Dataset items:

■ ■ ■

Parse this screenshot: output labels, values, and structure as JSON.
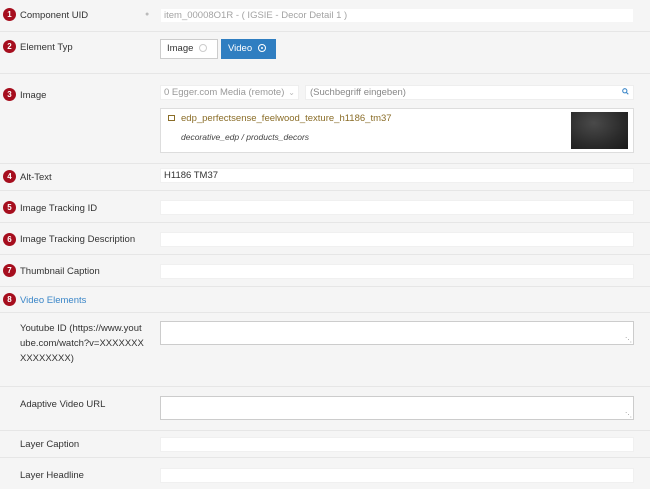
{
  "fields": {
    "component_uid": {
      "num": "1",
      "label": "Component UID",
      "value": "item_00008O1R - ( IGSIE - Decor Detail 1 )"
    },
    "element_type": {
      "num": "2",
      "label": "Element Typ",
      "options": [
        "Image",
        "Video"
      ],
      "selected": "Video"
    },
    "image": {
      "num": "3",
      "label": "Image",
      "source": "0 Egger.com Media (remote)",
      "search_placeholder": "(Suchbegriff eingeben)",
      "asset_name": "edp_perfectsense_feelwood_texture_h1186_tm37",
      "asset_path": "decorative_edp / products_decors"
    },
    "alt_text": {
      "num": "4",
      "label": "Alt-Text",
      "value": "H1186 TM37"
    },
    "tracking_id": {
      "num": "5",
      "label": "Image Tracking ID",
      "value": ""
    },
    "tracking_desc": {
      "num": "6",
      "label": "Image Tracking Description",
      "value": ""
    },
    "thumb_caption": {
      "num": "7",
      "label": "Thumbnail Caption",
      "value": ""
    },
    "video_elements": {
      "num": "8",
      "label": "Video Elements"
    },
    "youtube_id": {
      "label": "Youtube ID (https://www.youtube.com/watch?v=XXXXXXXXXXXXXXX)"
    },
    "adaptive_video": {
      "label": "Adaptive Video URL"
    },
    "layer_caption": {
      "label": "Layer Caption"
    },
    "layer_headline": {
      "label": "Layer Headline"
    }
  },
  "colors": {
    "badge": "#a60e1e",
    "accent": "#2f7ec1",
    "link": "#3a86c8",
    "asset_text": "#8a6d28"
  }
}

■ ■ ■

→ **WHAT THE TASK REQUIRES**
Strip out the images, then output the records above word for word.

→ **WRITTEN SOLUTION**
Parse this screenshot: output labels, values, and structure as JSON.
{
  "fields": {
    "component_uid": {
      "num": "1",
      "label": "Component UID",
      "value": "item_00008O1R - ( IGSIE - Decor Detail 1 )"
    },
    "element_type": {
      "num": "2",
      "label": "Element Typ",
      "options": [
        "Image",
        "Video"
      ],
      "selected": "Video"
    },
    "image": {
      "num": "3",
      "label": "Image",
      "source": "0 Egger.com Media (remote)",
      "search_placeholder": "(Suchbegriff eingeben)",
      "asset_name": "edp_perfectsense_feelwood_texture_h1186_tm37",
      "asset_path": "decorative_edp / products_decors"
    },
    "alt_text": {
      "num": "4",
      "label": "Alt-Text",
      "value": "H1186 TM37"
    },
    "tracking_id": {
      "num": "5",
      "label": "Image Tracking ID",
      "value": ""
    },
    "tracking_desc": {
      "num": "6",
      "label": "Image Tracking Description",
      "value": ""
    },
    "thumb_caption": {
      "num": "7",
      "label": "Thumbnail Caption",
      "value": ""
    },
    "video_elements": {
      "num": "8",
      "label": "Video Elements"
    },
    "youtube_id": {
      "label": "Youtube ID (https://www.youtube.com/watch?v=XXXXXXXXXXXXXXX)"
    },
    "adaptive_video": {
      "label": "Adaptive Video URL"
    },
    "layer_caption": {
      "label": "Layer Caption"
    },
    "layer_headline": {
      "label": "Layer Headline"
    }
  },
  "colors": {
    "badge": "#a60e1e",
    "accent": "#2f7ec1",
    "link": "#3a86c8",
    "asset_text": "#8a6d28"
  }
}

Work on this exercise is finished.